/---
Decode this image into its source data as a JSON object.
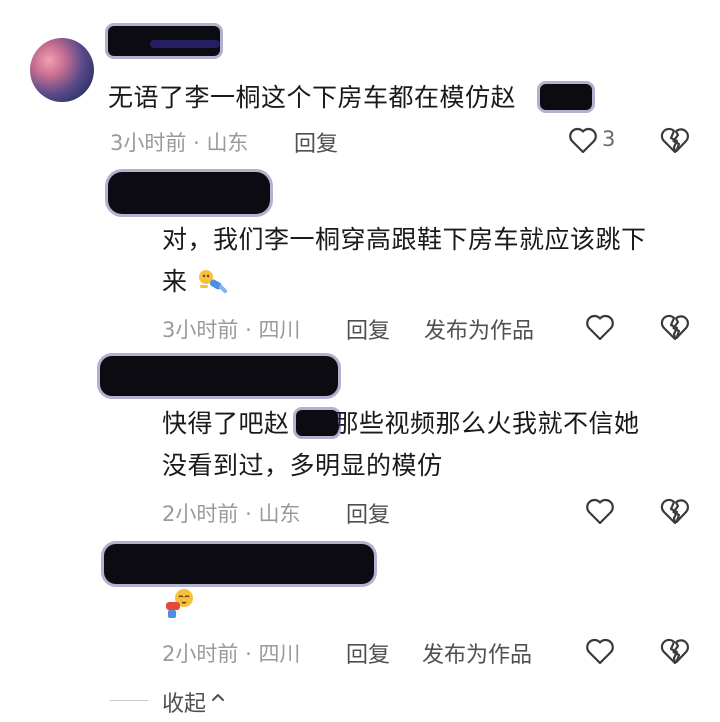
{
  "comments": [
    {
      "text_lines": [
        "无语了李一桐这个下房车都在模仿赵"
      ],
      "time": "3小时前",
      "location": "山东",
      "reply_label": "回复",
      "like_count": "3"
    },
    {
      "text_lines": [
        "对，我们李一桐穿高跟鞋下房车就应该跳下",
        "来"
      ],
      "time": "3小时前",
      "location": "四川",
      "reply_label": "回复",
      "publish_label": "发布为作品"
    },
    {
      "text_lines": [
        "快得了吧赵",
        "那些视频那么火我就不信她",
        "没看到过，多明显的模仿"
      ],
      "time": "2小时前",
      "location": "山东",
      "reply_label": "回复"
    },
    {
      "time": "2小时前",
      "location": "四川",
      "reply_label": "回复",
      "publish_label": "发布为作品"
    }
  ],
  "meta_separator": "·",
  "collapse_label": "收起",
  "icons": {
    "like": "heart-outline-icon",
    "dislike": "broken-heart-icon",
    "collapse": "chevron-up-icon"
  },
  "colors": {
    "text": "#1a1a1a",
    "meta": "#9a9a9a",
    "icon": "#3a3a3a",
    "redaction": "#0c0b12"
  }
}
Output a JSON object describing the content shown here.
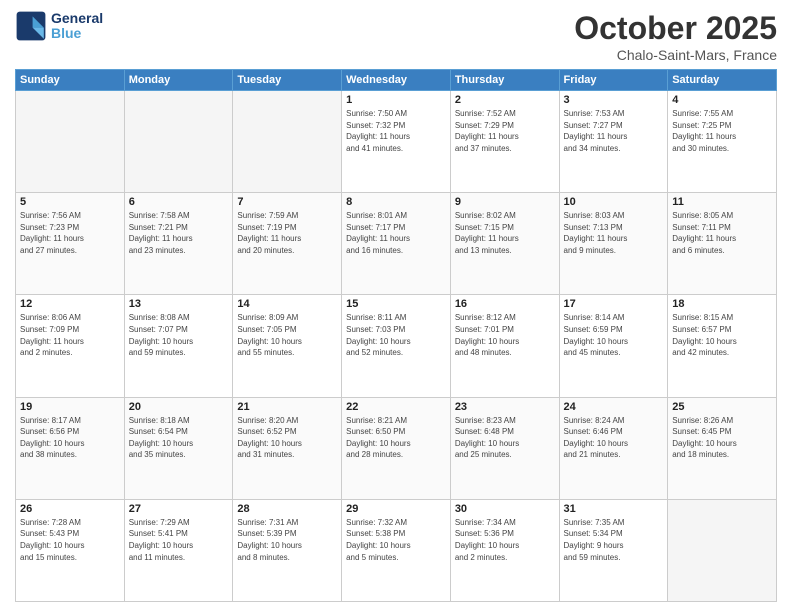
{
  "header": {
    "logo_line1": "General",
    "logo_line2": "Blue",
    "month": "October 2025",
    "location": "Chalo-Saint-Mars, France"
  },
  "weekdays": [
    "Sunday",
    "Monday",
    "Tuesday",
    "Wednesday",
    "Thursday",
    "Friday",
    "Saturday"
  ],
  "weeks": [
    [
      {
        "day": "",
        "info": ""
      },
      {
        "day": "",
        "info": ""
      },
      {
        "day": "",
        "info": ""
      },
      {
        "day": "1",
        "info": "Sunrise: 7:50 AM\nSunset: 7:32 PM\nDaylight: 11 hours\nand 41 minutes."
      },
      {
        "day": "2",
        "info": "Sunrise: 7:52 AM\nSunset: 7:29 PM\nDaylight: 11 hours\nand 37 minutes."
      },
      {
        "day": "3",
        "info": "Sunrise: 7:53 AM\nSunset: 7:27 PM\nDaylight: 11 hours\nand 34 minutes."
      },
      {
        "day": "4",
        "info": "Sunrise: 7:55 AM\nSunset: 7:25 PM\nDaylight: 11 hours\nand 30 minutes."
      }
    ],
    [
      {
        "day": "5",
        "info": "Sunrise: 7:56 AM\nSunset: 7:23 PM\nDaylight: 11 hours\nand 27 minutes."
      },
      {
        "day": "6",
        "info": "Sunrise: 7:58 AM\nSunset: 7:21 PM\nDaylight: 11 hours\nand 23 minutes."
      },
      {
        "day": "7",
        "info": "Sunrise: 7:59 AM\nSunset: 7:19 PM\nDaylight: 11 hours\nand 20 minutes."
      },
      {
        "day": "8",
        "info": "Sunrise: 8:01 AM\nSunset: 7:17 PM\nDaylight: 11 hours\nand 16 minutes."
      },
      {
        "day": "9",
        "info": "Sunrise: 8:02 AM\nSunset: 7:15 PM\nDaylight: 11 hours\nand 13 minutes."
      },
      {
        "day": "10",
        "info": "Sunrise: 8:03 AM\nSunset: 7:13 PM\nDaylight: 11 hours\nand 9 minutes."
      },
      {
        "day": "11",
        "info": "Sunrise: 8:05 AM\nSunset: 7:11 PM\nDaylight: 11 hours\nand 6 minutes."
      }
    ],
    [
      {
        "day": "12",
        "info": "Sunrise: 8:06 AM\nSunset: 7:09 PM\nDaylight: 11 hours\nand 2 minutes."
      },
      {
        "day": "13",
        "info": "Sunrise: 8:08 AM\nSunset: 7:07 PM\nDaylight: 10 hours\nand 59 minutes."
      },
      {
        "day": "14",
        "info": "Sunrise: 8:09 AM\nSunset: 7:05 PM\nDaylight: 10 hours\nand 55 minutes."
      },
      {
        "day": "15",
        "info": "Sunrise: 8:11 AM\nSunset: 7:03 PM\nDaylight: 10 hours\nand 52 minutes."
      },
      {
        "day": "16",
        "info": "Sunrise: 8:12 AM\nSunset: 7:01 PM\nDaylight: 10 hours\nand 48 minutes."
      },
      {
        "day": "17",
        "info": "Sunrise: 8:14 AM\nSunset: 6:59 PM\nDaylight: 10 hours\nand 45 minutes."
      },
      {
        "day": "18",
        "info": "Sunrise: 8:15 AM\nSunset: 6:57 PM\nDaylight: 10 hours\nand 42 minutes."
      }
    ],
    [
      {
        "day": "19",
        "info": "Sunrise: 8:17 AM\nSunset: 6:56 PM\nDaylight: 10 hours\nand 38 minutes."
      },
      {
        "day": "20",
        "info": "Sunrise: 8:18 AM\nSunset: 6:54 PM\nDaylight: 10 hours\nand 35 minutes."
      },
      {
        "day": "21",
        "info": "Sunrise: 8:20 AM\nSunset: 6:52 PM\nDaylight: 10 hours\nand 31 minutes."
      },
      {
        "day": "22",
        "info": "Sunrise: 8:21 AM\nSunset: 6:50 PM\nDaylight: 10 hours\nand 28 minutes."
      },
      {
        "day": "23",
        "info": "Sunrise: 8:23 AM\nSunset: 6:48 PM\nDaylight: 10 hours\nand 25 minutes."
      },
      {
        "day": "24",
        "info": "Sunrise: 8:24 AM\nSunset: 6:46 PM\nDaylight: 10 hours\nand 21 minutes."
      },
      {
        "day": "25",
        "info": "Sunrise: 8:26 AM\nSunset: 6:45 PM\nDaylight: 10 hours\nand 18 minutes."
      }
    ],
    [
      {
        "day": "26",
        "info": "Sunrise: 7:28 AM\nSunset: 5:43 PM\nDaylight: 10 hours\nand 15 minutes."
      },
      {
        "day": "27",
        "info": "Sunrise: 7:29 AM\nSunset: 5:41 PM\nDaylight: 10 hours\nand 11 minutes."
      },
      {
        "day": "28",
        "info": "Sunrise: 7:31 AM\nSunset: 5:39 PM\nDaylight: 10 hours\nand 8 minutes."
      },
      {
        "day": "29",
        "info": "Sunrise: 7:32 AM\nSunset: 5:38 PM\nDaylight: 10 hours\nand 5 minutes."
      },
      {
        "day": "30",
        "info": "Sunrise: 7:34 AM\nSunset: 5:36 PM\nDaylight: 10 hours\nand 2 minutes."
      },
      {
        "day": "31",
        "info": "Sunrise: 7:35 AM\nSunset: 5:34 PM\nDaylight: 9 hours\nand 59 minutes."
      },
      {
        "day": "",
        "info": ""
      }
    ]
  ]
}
\---
Directions: Give only the number of lines in the entries above that contain the string "heart".

Result of the task: 2